## Material for the task
+-------+

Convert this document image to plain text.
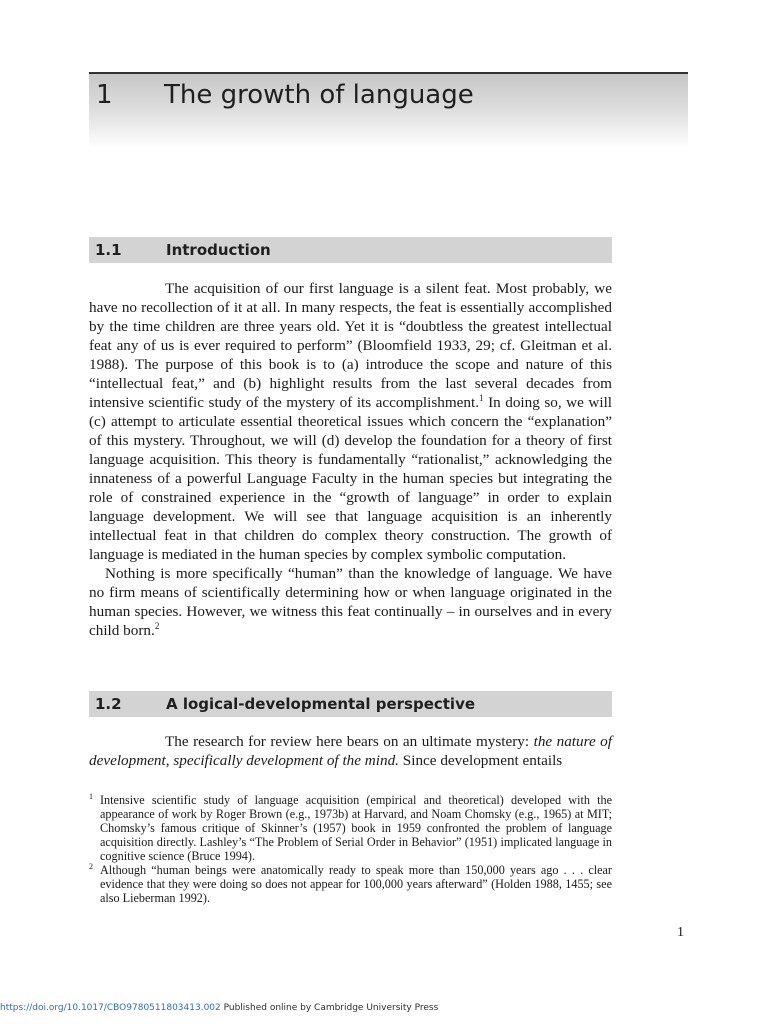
1 The growth of language
1.1	Introduction

The acquisition of our first language is a silent feat. Most probably, we have no recollection of it at all. In many respects, the feat is essentially accomplished by the time children are three years old. Yet it is “doubtless the greatest intellectual feat any of us is ever required to perform” (Bloomfield 1933, 29; cf. Gleitman et al. 1988). The purpose of this book is to (a) introduce the scope and nature of this “intellectual feat,” and (b) highlight results from the last several decades from intensive scientific study of the mystery of its accomplishment.$^1$ In doing so, we will (c) attempt to articulate essential theoretical issues which concern the “explanation” of this mystery. Throughout, we will (d) develop the foundation for a theory of first language acquisition. This theory is fundamentally “rationalist,” acknowledging the innateness of a powerful Language Faculty in the human species but integrating the role of constrained experience in the “growth of language” in order to explain language development. We will see that language acquisition is an inherently intellectual feat in that children do complex theory construction. The growth of language is mediated in the human species by complex symbolic computation.

Nothing is more specifically “human” than the knowledge of language. We have no firm means of scientifically determining how or when language originated in the human species. However, we witness this feat continually – in ourselves and in every child born.$^2$

1.2	A logical-developmental perspective

The research for review here bears on an ultimate mystery: the nature of development, specifically development of the mind. Since development entails

1 Intensive scientific study of language acquisition (empirical and theoretical) developed with the appearance of work by Roger Brown (e.g., 1973b) at Harvard, and Noam Chomsky (e.g., 1965) at MIT; Chomsky’s famous critique of Skinner’s (1957) book in 1959 confronted the problem of language acquisition directly. Lashley’s “The Problem of Serial Order in Behavior” (1951) implicated language in cognitive science (Bruce 1994).
2 Although “human beings were anatomically ready to speak more than 150,000 years ago . . . clear evidence that they were doing so does not appear for 100,000 years afterward” (Holden 1988, 1455; see also Lieberman 1992).
1
https://doi.org/10.1017/CBO9780511803413.002 Published online by Cambridge University Press
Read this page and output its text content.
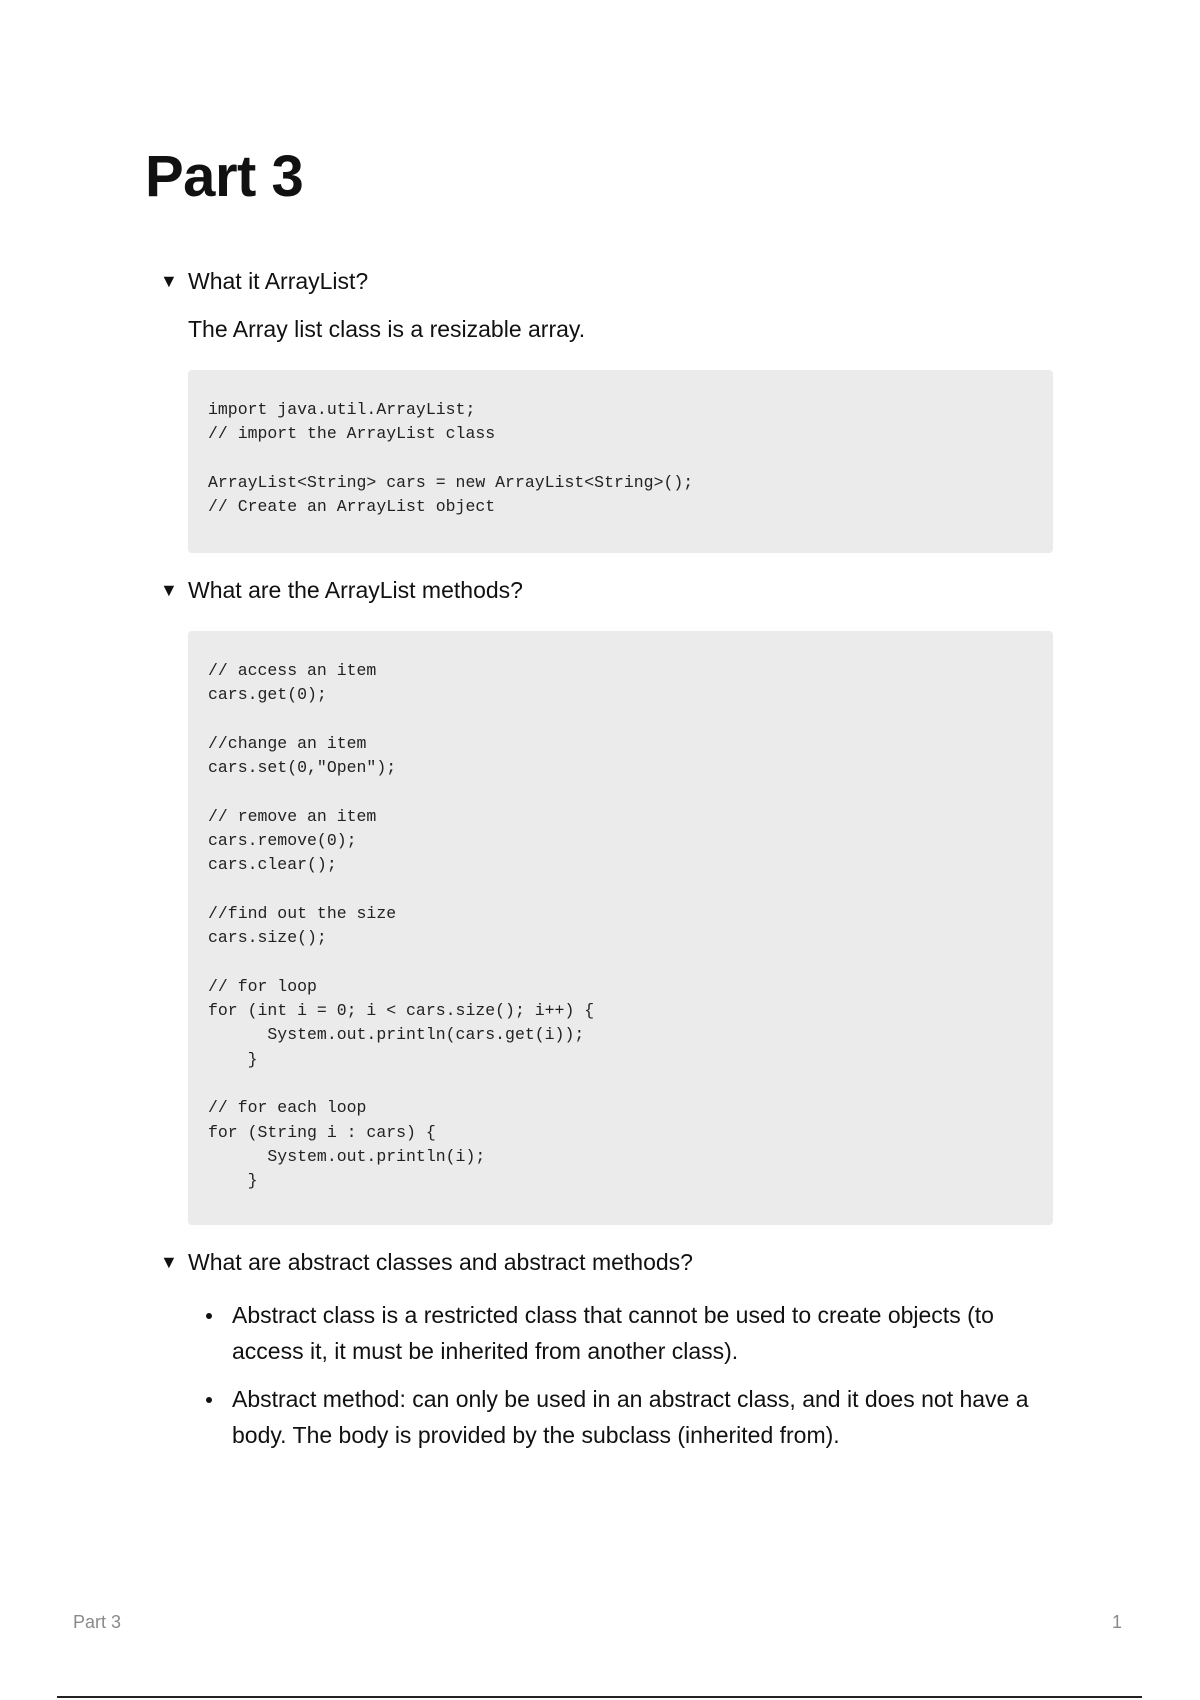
Part 3
▼ What it ArrayList?

The Array list class is a resizable array.

import java.util.ArrayList;
// import the ArrayList class

ArrayList<String> cars = new ArrayList<String>();
// Create an ArrayList object
▼ What are the ArrayList methods?
// access an item
cars.get(0);

//change an item
cars.set(0,"Open");

// remove an item
cars.remove(0);
cars.clear();

//find out the size
cars.size();

// for loop
for (int i = 0; i < cars.size(); i++) {
System.out.println(cars.get(i));
}

// for each loop
for (String i : cars) {
System.out.println(i);
}
▼ What are abstract classes and abstract methods?
Abstract class is a restricted class that cannot be used to create objects (to access it, it must be inherited from another class).
Abstract method: can only be used in an abstract class, and it does not have a body. The body is provided by the subclass (inherited from).
Part 3	1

+-------+

## Task requirements
Check each line of the records above for the word "human", then give the number of lines that have it, with no other words.

## Written solution
3